** Begin DATA SUPPLIED **
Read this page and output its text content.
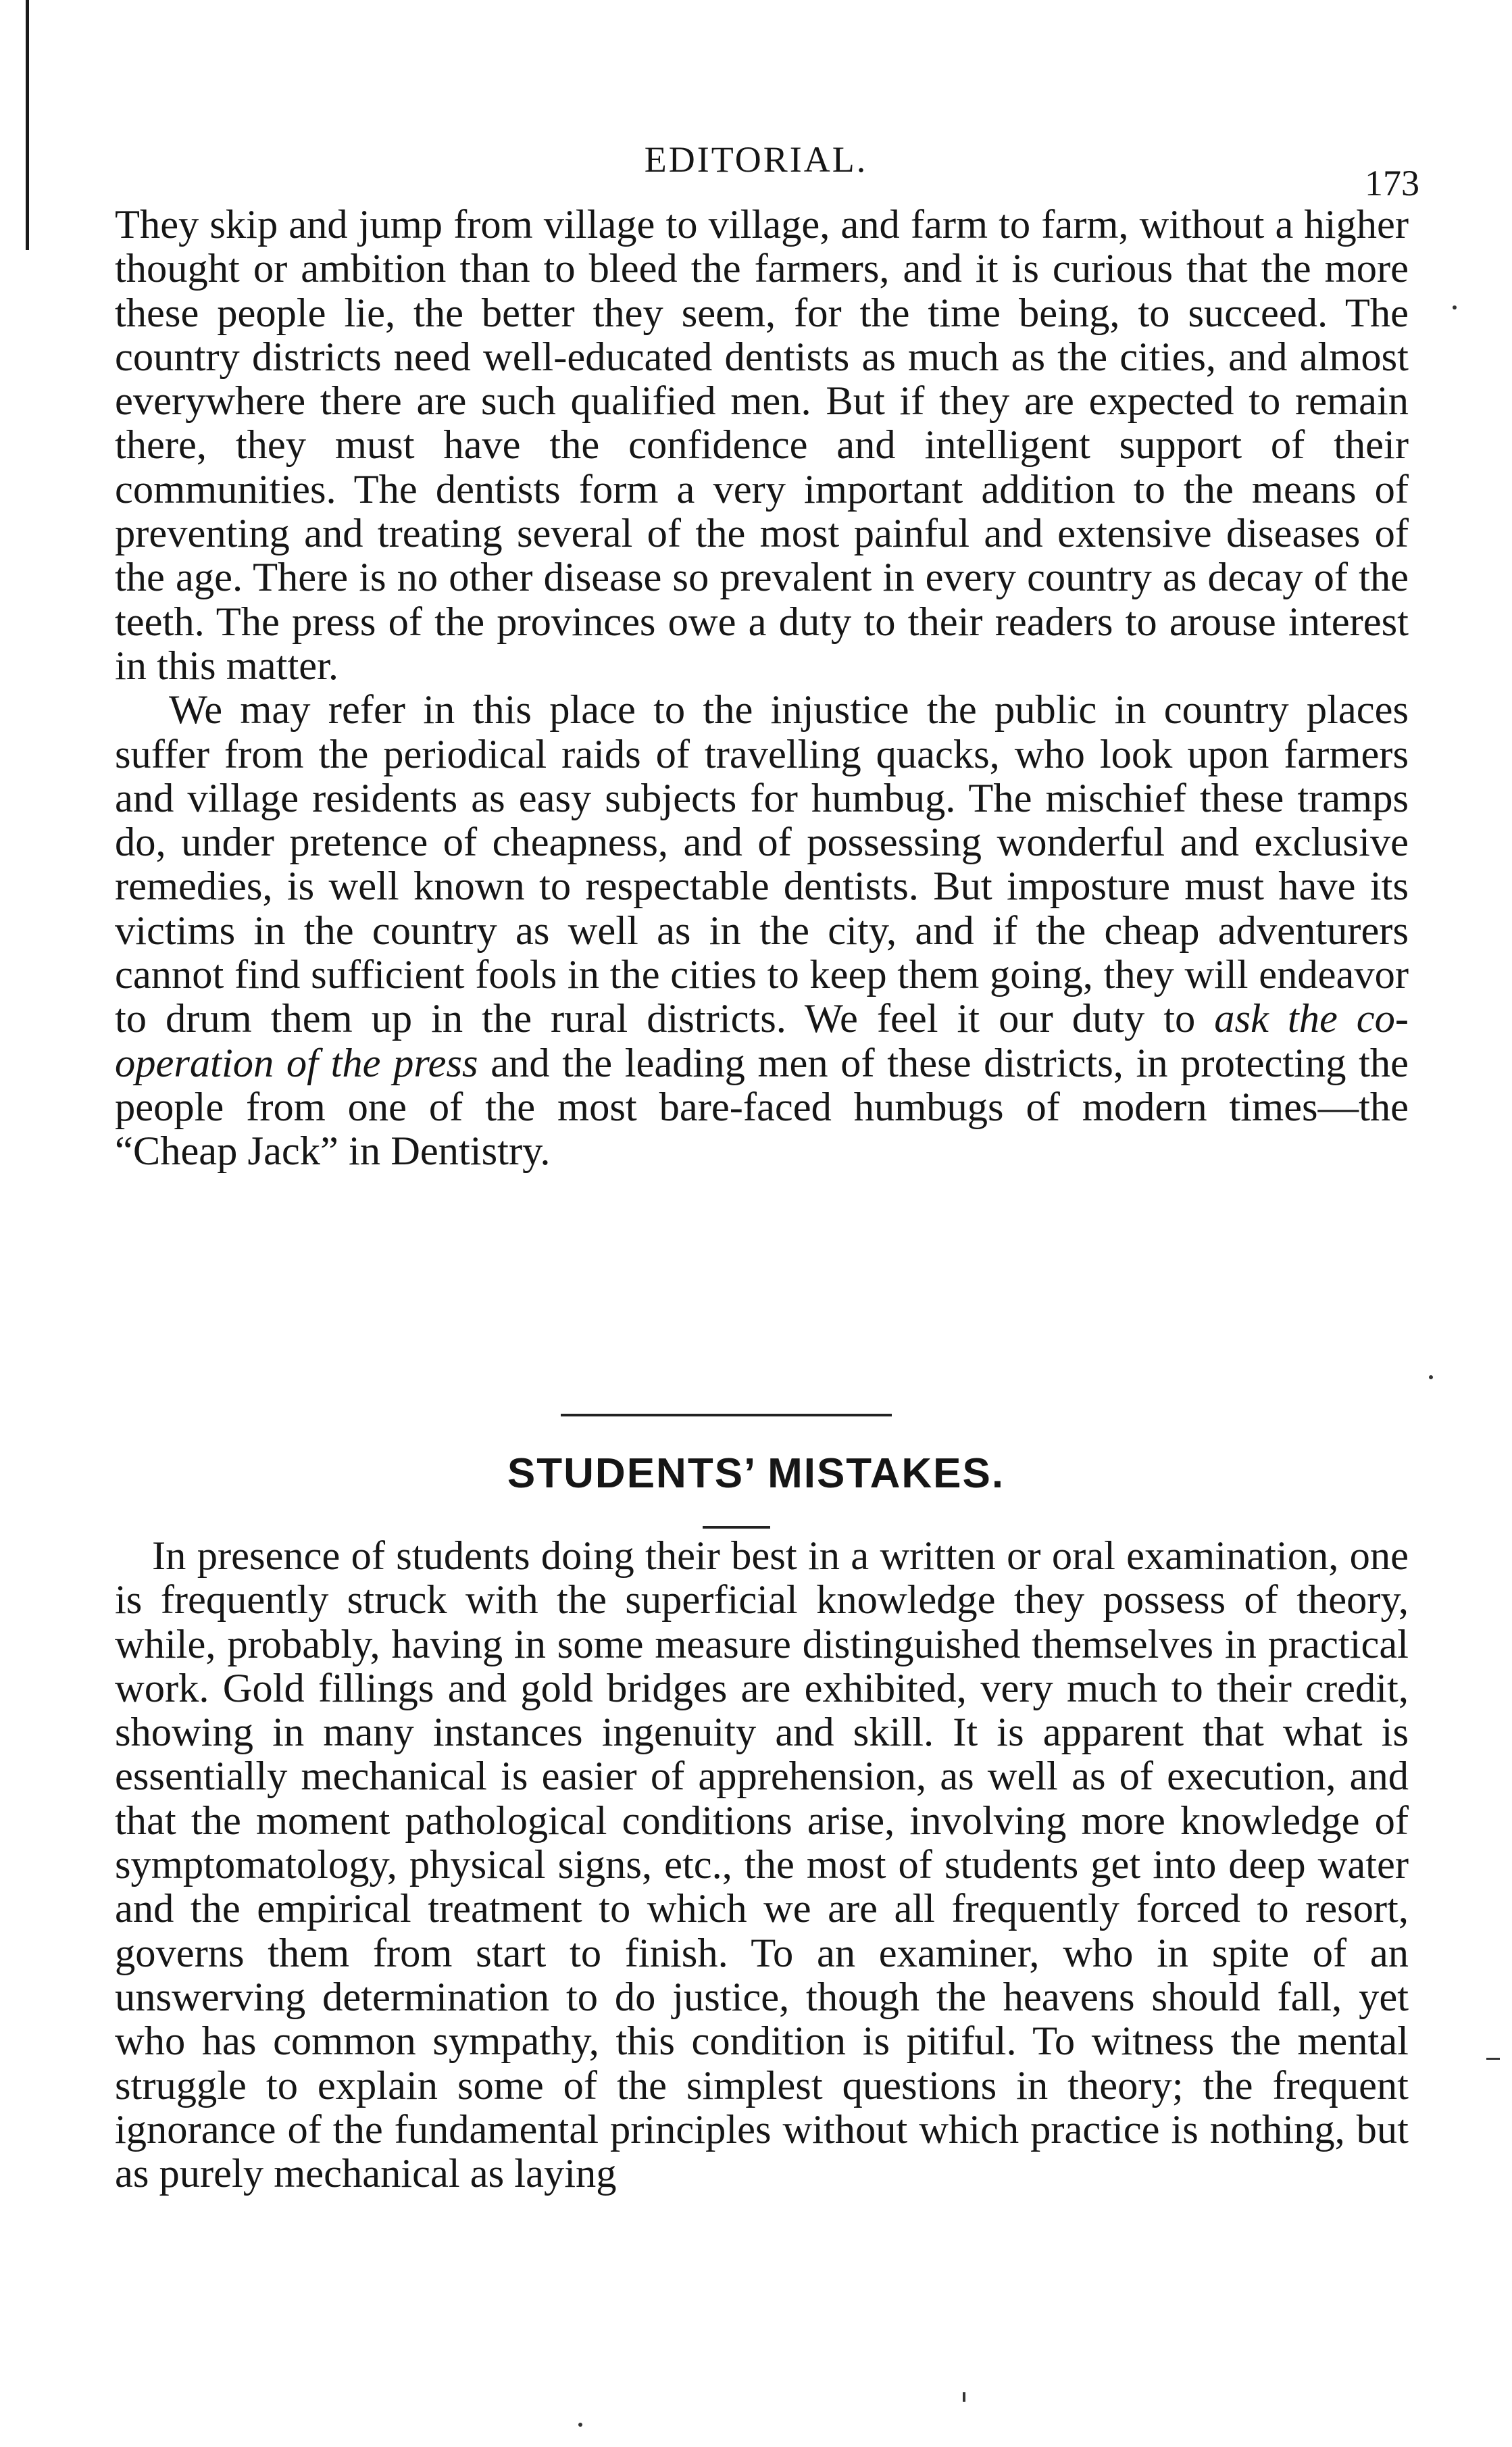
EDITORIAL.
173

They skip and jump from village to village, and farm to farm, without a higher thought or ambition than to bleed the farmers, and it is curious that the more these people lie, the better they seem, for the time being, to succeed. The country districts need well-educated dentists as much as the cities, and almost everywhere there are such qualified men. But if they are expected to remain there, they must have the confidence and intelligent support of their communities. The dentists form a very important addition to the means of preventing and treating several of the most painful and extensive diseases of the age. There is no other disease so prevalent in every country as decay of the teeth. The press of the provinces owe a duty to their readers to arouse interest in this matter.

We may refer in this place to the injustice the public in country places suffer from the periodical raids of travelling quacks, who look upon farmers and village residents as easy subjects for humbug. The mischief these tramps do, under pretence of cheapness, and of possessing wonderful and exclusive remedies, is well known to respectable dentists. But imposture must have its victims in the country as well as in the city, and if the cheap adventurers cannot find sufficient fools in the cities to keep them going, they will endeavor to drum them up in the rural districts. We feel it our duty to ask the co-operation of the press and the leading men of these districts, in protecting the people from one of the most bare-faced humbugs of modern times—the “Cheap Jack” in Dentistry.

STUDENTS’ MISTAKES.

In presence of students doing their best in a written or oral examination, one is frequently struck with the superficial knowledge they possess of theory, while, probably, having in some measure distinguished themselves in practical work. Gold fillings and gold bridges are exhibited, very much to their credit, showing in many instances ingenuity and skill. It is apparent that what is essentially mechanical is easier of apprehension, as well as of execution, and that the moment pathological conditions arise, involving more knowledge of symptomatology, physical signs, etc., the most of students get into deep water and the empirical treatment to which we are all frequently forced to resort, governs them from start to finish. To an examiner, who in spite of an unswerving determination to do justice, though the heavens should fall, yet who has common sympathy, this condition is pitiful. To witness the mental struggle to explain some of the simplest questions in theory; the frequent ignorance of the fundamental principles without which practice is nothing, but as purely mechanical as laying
** End DATA SUPPLIED **
▸ REQUIRED TASK: Transcribe the full listing above exactly as it stands, minus the pictures.

▸ EXERCISE RESULT:
Read this page and output its text content.
EDITORIAL.
173

They skip and jump from village to village, and farm to farm, without a higher thought or ambition than to bleed the farmers, and it is curious that the more these people lie, the better they seem, for the time being, to succeed. The country districts need well-educated dentists as much as the cities, and almost everywhere there are such qualified men. But if they are expected to remain there, they must have the confidence and intelligent support of their communities. The dentists form a very important addition to the means of preventing and treating several of the most painful and extensive diseases of the age. There is no other disease so prevalent in every country as decay of the teeth. The press of the provinces owe a duty to their readers to arouse interest in this matter.

We may refer in this place to the injustice the public in country places suffer from the periodical raids of travelling quacks, who look upon farmers and village residents as easy subjects for humbug. The mischief these tramps do, under pretence of cheapness, and of possessing wonderful and exclusive remedies, is well known to respectable dentists. But imposture must have its victims in the country as well as in the city, and if the cheap adventurers cannot find sufficient fools in the cities to keep them going, they will endeavor to drum them up in the rural districts. We feel it our duty to ask the co-operation of the press and the leading men of these districts, in protecting the people from one of the most bare-faced humbugs of modern times—the “Cheap Jack” in Dentistry.

STUDENTS’ MISTAKES.

In presence of students doing their best in a written or oral examination, one is frequently struck with the superficial knowledge they possess of theory, while, probably, having in some measure distinguished themselves in practical work. Gold fillings and gold bridges are exhibited, very much to their credit, showing in many instances ingenuity and skill. It is apparent that what is essentially mechanical is easier of apprehension, as well as of execution, and that the moment pathological conditions arise, involving more knowledge of symptomatology, physical signs, etc., the most of students get into deep water and the empirical treatment to which we are all frequently forced to resort, governs them from start to finish. To an examiner, who in spite of an unswerving determination to do justice, though the heavens should fall, yet who has common sympathy, this condition is pitiful. To witness the mental struggle to explain some of the simplest questions in theory; the frequent ignorance of the fundamental principles without which practice is nothing, but as purely mechanical as laying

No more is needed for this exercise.